Some records:
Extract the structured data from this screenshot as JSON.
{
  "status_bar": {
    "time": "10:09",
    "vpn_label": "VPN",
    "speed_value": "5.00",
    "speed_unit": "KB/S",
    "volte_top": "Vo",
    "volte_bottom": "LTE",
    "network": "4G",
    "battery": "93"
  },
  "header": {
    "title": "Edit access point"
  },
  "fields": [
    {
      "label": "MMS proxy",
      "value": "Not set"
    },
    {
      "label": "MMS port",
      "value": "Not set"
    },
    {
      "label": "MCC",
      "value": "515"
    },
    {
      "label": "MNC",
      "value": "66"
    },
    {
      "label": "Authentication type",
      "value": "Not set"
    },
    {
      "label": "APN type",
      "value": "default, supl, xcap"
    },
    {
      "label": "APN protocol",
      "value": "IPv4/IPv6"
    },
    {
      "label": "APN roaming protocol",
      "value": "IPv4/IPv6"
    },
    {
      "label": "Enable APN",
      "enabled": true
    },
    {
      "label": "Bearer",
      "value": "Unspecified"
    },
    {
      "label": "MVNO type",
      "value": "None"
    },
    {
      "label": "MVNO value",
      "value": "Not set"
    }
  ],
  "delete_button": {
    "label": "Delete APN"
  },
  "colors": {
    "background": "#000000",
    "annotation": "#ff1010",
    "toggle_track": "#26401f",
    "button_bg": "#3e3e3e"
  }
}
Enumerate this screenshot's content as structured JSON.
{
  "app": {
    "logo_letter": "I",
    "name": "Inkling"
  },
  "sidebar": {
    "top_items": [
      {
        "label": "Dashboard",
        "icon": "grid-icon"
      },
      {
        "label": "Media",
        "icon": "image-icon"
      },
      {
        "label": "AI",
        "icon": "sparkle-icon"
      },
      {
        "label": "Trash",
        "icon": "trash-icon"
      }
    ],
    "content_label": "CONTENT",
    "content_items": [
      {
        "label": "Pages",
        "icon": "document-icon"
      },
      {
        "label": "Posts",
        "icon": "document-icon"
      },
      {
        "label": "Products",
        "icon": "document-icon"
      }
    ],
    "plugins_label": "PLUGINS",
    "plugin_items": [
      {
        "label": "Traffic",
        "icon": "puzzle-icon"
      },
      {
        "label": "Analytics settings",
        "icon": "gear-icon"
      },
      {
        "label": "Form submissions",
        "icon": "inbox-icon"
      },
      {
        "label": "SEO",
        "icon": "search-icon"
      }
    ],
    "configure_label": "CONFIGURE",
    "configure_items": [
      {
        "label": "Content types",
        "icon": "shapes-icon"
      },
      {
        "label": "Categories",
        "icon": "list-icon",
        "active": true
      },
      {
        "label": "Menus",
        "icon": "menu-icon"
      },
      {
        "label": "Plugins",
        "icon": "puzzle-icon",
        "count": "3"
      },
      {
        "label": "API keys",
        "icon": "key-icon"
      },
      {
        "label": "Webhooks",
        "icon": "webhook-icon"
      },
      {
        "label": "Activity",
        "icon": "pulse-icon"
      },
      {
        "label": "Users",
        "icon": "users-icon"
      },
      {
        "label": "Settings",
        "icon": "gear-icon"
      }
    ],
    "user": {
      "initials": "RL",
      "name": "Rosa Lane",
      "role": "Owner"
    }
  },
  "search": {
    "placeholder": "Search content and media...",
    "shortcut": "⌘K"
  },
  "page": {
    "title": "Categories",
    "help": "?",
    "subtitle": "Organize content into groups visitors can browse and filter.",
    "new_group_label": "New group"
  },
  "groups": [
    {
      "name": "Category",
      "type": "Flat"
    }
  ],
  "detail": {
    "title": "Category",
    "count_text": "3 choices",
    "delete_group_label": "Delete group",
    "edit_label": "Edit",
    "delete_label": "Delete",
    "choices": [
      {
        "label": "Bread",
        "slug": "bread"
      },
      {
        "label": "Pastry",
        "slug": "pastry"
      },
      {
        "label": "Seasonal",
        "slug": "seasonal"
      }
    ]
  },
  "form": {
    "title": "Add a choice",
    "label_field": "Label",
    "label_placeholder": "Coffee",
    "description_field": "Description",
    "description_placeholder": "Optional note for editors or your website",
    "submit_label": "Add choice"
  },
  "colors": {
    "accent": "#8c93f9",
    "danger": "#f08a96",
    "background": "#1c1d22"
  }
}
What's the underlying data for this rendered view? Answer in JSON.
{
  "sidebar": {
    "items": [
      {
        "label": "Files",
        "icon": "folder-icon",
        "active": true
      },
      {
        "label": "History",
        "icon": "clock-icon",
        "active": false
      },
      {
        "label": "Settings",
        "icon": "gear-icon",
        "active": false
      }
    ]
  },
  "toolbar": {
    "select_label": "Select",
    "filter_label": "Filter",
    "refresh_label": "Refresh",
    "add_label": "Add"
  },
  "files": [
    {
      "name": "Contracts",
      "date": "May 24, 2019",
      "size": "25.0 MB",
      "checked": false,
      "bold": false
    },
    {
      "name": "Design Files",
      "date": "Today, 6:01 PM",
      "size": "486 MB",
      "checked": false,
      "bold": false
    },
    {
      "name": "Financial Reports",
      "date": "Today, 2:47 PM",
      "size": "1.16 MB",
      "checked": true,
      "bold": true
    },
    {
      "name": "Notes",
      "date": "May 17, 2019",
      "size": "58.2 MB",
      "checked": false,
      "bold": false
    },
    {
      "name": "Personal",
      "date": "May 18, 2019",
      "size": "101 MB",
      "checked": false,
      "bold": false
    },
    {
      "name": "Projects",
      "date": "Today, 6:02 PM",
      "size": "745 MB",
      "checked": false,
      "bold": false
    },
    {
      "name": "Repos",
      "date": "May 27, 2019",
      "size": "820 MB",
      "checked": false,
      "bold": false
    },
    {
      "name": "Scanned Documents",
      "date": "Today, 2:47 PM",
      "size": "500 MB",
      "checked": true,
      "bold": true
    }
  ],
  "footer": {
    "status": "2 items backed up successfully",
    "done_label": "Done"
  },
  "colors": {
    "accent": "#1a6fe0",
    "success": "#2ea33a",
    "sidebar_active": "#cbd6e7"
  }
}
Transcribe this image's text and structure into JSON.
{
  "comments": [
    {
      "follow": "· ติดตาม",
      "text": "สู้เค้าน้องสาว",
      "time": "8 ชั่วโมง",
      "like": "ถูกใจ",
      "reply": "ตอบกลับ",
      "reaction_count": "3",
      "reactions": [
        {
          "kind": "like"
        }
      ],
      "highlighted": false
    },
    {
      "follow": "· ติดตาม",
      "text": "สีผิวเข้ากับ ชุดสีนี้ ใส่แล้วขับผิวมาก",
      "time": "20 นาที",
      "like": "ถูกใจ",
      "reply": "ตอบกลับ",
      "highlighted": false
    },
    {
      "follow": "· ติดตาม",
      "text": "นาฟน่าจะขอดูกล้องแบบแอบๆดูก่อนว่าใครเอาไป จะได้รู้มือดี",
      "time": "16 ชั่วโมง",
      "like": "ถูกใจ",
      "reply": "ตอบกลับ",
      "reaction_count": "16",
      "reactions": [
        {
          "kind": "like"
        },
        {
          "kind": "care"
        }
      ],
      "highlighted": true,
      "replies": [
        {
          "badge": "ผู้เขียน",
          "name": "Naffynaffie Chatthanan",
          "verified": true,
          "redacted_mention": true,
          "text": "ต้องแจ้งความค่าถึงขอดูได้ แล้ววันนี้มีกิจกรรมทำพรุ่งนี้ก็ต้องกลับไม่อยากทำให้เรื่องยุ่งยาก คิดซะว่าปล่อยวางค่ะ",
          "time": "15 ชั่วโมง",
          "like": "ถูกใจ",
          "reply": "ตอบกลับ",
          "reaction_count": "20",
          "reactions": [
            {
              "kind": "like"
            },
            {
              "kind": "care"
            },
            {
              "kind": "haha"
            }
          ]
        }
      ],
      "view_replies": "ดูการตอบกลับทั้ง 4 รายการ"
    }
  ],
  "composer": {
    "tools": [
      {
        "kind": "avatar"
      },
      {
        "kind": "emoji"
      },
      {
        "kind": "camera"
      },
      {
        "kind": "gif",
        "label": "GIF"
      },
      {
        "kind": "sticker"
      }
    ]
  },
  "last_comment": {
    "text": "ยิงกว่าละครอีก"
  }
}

**Exercise instructions:** Which lines hold the string "protocol"? List them all.

**Correct output:**
      "label": "APN protocol",
      "label": "APN roaming protocol",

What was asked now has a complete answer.